EXERCISE REQUIREMENTS: All of the data should be repeated exactly; pictures are not part of the copy.
>> START
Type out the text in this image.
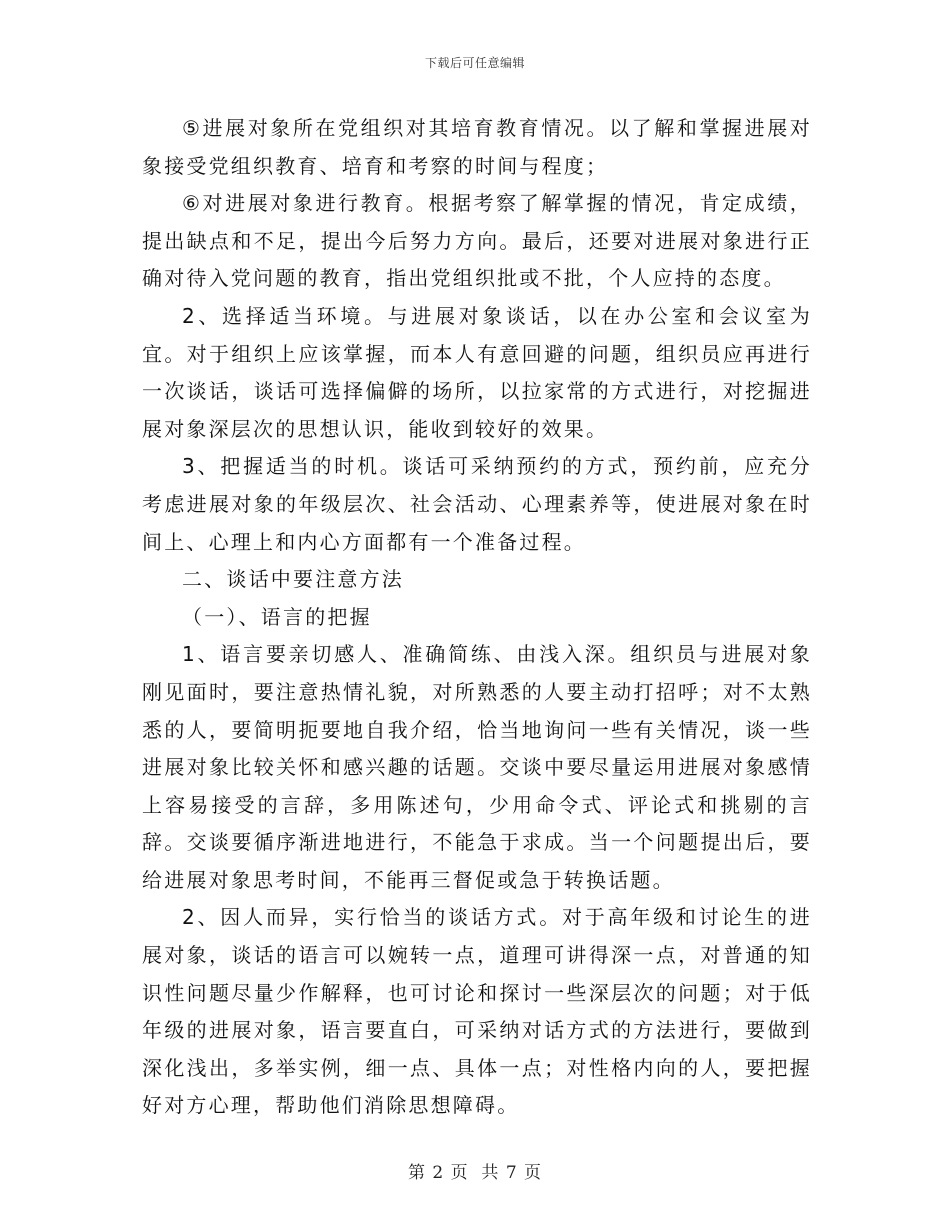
下载后可任意编辑

⑤进展对象所在党组织对其培育教育情况。以了解和掌握进展对象接受党组织教育、培育和考察的时间与程度；

⑥对进展对象进行教育。根据考察了解掌握的情况，肯定成绩，提出缺点和不足，提出今后努力方向。最后，还要对进展对象进行正确对待入党问题的教育，指出党组织批或不批，个人应持的态度。

2、选择适当环境。与进展对象谈话，以在办公室和会议室为宜。对于组织上应该掌握，而本人有意回避的问题，组织员应再进行一次谈话，谈话可选择偏僻的场所，以拉家常的方式进行，对挖掘进展对象深层次的思想认识，能收到较好的效果。

3、把握适当的时机。谈话可采纳预约的方式，预约前，应充分考虑进展对象的年级层次、社会活动、心理素养等，使进展对象在时间上、心理上和内心方面都有一个准备过程。

二、谈话中要注意方法

（一）、语言的把握

1、语言要亲切感人、准确简练、由浅入深。组织员与进展对象刚见面时，要注意热情礼貌，对所熟悉的人要主动打招呼；对不太熟悉的人，要简明扼要地自我介绍，恰当地询问一些有关情况，谈一些进展对象比较关怀和感兴趣的话题。交谈中要尽量运用进展对象感情上容易接受的言辞，多用陈述句，少用命令式、评论式和挑剔的言辞。交谈要循序渐进地进行，不能急于求成。当一个问题提出后，要给进展对象思考时间，不能再三督促或急于转换话题。

2、因人而异，实行恰当的谈话方式。对于高年级和讨论生的进展对象，谈话的语言可以婉转一点，道理可讲得深一点，对普通的知识性问题尽量少作解释，也可讨论和探讨一些深层次的问题；对于低年级的进展对象，语言要直白，可采纳对话方式的方法进行，要做到深化浅出，多举实例，细一点、具体一点；对性格内向的人，要把握好对方心理，帮助他们消除思想障碍。

第 2 页  共 7 页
>> END
RESULT FOR THIS EXERCISE:
Type out the text in this image.
下载后可任意编辑

⑤进展对象所在党组织对其培育教育情况。以了解和掌握进展对象接受党组织教育、培育和考察的时间与程度；

⑥对进展对象进行教育。根据考察了解掌握的情况，肯定成绩，提出缺点和不足，提出今后努力方向。最后，还要对进展对象进行正确对待入党问题的教育，指出党组织批或不批，个人应持的态度。

2、选择适当环境。与进展对象谈话，以在办公室和会议室为宜。对于组织上应该掌握，而本人有意回避的问题，组织员应再进行一次谈话，谈话可选择偏僻的场所，以拉家常的方式进行，对挖掘进展对象深层次的思想认识，能收到较好的效果。

3、把握适当的时机。谈话可采纳预约的方式，预约前，应充分考虑进展对象的年级层次、社会活动、心理素养等，使进展对象在时间上、心理上和内心方面都有一个准备过程。

二、谈话中要注意方法

（一）、语言的把握

1、语言要亲切感人、准确简练、由浅入深。组织员与进展对象刚见面时，要注意热情礼貌，对所熟悉的人要主动打招呼；对不太熟悉的人，要简明扼要地自我介绍，恰当地询问一些有关情况，谈一些进展对象比较关怀和感兴趣的话题。交谈中要尽量运用进展对象感情上容易接受的言辞，多用陈述句，少用命令式、评论式和挑剔的言辞。交谈要循序渐进地进行，不能急于求成。当一个问题提出后，要给进展对象思考时间，不能再三督促或急于转换话题。

2、因人而异，实行恰当的谈话方式。对于高年级和讨论生的进展对象，谈话的语言可以婉转一点，道理可讲得深一点，对普通的知识性问题尽量少作解释，也可讨论和探讨一些深层次的问题；对于低年级的进展对象，语言要直白，可采纳对话方式的方法进行，要做到深化浅出，多举实例，细一点、具体一点；对性格内向的人，要把握好对方心理，帮助他们消除思想障碍。

第 2 页  共 7 页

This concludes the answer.